(Rows from a dataset)
☆ ☆ ☆

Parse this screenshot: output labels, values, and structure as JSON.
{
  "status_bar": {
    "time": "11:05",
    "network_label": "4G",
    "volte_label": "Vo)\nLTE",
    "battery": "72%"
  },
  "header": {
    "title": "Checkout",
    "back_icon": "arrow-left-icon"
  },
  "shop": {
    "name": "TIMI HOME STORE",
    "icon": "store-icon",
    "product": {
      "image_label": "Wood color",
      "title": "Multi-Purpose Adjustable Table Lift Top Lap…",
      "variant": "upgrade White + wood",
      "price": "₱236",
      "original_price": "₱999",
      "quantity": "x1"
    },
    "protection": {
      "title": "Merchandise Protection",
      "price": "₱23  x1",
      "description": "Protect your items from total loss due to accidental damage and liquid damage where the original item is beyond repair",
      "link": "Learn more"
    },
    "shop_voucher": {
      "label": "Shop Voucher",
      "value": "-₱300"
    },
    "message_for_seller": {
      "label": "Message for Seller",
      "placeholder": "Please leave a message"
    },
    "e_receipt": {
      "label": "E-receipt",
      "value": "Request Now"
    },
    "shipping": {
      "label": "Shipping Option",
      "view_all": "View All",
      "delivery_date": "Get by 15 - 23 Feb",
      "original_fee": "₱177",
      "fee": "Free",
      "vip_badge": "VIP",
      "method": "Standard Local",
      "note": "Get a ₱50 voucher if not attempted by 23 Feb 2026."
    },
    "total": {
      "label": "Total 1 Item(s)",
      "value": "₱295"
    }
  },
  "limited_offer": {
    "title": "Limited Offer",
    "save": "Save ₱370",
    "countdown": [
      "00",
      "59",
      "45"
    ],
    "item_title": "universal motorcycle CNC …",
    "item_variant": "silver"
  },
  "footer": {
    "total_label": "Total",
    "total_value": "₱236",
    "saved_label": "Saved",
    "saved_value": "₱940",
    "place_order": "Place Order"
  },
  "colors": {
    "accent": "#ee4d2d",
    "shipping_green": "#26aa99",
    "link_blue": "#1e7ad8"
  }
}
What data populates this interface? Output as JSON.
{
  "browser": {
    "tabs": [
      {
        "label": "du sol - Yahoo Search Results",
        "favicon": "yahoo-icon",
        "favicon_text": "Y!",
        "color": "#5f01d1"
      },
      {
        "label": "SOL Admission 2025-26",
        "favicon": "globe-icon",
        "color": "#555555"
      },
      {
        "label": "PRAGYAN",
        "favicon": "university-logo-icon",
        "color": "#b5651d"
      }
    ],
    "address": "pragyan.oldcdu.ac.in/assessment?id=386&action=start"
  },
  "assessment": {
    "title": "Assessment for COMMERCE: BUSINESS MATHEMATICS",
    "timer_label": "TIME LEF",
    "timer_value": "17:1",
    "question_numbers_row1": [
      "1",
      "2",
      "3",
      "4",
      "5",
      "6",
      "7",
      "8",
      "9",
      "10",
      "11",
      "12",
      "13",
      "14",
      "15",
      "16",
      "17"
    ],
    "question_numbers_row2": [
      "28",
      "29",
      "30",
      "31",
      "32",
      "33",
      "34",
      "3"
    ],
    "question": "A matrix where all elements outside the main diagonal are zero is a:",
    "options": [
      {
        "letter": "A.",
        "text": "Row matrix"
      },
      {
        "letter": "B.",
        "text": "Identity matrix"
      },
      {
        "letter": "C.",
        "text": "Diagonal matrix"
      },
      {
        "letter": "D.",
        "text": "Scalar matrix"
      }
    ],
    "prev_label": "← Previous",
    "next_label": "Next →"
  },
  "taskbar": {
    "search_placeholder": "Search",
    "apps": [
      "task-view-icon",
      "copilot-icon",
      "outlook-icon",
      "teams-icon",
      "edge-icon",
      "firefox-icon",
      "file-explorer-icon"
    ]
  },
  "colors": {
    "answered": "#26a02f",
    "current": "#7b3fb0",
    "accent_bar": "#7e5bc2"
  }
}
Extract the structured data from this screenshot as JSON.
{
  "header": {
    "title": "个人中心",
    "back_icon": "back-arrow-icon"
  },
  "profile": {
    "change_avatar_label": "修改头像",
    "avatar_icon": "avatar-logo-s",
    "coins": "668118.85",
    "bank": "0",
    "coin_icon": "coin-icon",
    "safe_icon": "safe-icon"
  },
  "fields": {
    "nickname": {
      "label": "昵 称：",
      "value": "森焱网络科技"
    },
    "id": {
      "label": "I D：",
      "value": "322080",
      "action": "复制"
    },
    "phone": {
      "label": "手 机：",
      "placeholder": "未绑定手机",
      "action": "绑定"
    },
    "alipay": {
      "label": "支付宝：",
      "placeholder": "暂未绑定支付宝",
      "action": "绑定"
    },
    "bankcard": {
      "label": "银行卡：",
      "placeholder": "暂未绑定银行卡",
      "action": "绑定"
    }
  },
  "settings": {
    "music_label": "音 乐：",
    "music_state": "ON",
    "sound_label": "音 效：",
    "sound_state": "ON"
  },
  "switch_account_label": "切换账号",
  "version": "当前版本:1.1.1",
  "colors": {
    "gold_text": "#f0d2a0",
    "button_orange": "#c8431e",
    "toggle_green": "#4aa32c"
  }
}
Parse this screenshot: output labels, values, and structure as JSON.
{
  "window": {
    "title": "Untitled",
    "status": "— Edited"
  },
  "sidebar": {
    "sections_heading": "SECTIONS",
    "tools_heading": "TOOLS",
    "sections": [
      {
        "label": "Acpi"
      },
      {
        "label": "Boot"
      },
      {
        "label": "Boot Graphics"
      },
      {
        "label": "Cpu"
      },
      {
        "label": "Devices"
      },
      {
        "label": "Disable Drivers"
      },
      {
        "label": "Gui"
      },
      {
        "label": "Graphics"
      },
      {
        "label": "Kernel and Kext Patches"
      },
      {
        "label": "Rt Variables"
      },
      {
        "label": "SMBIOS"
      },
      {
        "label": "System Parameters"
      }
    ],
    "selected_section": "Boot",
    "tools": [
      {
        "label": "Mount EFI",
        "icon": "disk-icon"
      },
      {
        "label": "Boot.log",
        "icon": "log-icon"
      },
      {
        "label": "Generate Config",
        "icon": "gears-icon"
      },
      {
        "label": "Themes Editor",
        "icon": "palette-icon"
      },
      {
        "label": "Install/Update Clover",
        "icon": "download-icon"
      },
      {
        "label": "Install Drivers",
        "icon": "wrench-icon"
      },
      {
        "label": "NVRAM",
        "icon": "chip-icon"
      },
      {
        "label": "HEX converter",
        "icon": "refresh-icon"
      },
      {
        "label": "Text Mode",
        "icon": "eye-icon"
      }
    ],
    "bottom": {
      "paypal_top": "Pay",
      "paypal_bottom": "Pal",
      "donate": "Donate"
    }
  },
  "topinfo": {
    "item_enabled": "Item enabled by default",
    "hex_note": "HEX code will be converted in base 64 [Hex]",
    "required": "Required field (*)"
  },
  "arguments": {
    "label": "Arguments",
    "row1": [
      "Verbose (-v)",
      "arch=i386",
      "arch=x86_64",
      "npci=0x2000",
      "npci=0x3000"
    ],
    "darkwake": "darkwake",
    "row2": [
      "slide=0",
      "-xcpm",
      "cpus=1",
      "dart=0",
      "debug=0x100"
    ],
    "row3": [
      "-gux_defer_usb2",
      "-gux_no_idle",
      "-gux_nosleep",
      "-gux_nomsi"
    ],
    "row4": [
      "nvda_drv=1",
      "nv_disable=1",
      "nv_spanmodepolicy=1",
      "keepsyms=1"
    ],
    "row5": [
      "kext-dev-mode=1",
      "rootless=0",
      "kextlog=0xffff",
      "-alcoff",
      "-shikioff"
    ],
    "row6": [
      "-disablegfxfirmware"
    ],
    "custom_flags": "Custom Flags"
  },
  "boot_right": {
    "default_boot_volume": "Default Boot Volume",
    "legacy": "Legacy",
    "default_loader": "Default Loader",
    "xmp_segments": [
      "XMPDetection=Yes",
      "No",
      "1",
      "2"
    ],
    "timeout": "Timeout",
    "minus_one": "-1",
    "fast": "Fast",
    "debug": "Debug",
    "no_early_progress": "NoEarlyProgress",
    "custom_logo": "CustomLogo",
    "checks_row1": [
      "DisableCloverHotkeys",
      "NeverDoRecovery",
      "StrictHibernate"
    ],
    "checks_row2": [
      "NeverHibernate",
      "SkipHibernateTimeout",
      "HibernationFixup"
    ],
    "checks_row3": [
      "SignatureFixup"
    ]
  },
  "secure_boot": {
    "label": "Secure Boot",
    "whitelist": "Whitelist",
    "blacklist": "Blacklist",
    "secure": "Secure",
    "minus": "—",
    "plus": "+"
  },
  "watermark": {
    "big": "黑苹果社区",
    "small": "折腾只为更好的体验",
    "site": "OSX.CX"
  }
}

☆ ☆ ☆

▶ **Task to complete**: The word "Search" may occur in lines of the records. Report how many such lines there are, giving only the number.

▶ **Task solution**: 2